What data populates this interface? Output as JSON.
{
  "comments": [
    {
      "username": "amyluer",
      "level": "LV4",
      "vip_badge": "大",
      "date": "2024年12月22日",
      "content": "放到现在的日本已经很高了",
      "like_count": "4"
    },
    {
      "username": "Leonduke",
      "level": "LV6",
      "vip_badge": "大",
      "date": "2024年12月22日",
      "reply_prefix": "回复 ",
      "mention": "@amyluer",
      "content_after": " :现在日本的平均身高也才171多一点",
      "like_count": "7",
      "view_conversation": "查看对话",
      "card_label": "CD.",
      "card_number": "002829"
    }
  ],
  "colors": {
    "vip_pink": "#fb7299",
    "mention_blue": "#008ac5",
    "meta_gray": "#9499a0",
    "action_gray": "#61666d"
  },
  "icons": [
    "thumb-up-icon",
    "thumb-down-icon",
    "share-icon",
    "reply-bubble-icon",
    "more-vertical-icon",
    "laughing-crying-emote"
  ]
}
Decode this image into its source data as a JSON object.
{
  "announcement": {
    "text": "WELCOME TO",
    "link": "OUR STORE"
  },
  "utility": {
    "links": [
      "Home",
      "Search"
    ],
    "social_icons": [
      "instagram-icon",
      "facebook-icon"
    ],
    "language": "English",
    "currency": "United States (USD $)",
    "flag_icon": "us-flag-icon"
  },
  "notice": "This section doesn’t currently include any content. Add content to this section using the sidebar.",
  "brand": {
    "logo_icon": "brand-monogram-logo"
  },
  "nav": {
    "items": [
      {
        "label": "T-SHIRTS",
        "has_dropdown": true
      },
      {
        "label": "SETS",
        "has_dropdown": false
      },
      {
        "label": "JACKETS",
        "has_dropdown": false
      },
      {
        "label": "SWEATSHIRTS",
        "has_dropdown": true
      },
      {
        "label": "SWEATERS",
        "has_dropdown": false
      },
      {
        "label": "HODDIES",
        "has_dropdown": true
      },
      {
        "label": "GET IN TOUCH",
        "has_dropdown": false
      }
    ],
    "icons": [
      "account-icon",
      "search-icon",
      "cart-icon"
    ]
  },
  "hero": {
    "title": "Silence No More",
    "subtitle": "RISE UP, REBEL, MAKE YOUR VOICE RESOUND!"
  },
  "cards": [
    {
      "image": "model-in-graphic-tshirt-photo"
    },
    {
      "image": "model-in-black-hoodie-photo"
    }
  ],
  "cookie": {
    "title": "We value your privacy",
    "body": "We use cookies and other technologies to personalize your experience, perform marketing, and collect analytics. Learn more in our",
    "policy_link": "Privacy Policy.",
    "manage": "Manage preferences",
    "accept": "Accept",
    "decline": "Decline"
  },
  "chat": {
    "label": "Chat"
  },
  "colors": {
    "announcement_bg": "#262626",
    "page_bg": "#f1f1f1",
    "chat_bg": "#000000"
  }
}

▶ [What you should do] The lines above should be duplicated exactly.

▶ [Written answer]
What data populates this interface? Output as JSON.
{
  "comments": [
    {
      "username": "amyluer",
      "level": "LV4",
      "vip_badge": "大",
      "date": "2024年12月22日",
      "content": "放到现在的日本已经很高了",
      "like_count": "4"
    },
    {
      "username": "Leonduke",
      "level": "LV6",
      "vip_badge": "大",
      "date": "2024年12月22日",
      "reply_prefix": "回复 ",
      "mention": "@amyluer",
      "content_after": " :现在日本的平均身高也才171多一点",
      "like_count": "7",
      "view_conversation": "查看对话",
      "card_label": "CD.",
      "card_number": "002829"
    }
  ],
  "colors": {
    "vip_pink": "#fb7299",
    "mention_blue": "#008ac5",
    "meta_gray": "#9499a0",
    "action_gray": "#61666d"
  },
  "icons": [
    "thumb-up-icon",
    "thumb-down-icon",
    "share-icon",
    "reply-bubble-icon",
    "more-vertical-icon",
    "laughing-crying-emote"
  ]
}
Decode this image into its source data as a JSON object.
{
  "announcement": {
    "text": "WELCOME TO",
    "link": "OUR STORE"
  },
  "utility": {
    "links": [
      "Home",
      "Search"
    ],
    "social_icons": [
      "instagram-icon",
      "facebook-icon"
    ],
    "language": "English",
    "currency": "United States (USD $)",
    "flag_icon": "us-flag-icon"
  },
  "notice": "This section doesn’t currently include any content. Add content to this section using the sidebar.",
  "brand": {
    "logo_icon": "brand-monogram-logo"
  },
  "nav": {
    "items": [
      {
        "label": "T-SHIRTS",
        "has_dropdown": true
      },
      {
        "label": "SETS",
        "has_dropdown": false
      },
      {
        "label": "JACKETS",
        "has_dropdown": false
      },
      {
        "label": "SWEATSHIRTS",
        "has_dropdown": true
      },
      {
        "label": "SWEATERS",
        "has_dropdown": false
      },
      {
        "label": "HODDIES",
        "has_dropdown": true
      },
      {
        "label": "GET IN TOUCH",
        "has_dropdown": false
      }
    ],
    "icons": [
      "account-icon",
      "search-icon",
      "cart-icon"
    ]
  },
  "hero": {
    "title": "Silence No More",
    "subtitle": "RISE UP, REBEL, MAKE YOUR VOICE RESOUND!"
  },
  "cards": [
    {
      "image": "model-in-graphic-tshirt-photo"
    },
    {
      "image": "model-in-black-hoodie-photo"
    }
  ],
  "cookie": {
    "title": "We value your privacy",
    "body": "We use cookies and other technologies to personalize your experience, perform marketing, and collect analytics. Learn more in our",
    "policy_link": "Privacy Policy.",
    "manage": "Manage preferences",
    "accept": "Accept",
    "decline": "Decline"
  },
  "chat": {
    "label": "Chat"
  },
  "colors": {
    "announcement_bg": "#262626",
    "page_bg": "#f1f1f1",
    "chat_bg": "#000000"
  }
}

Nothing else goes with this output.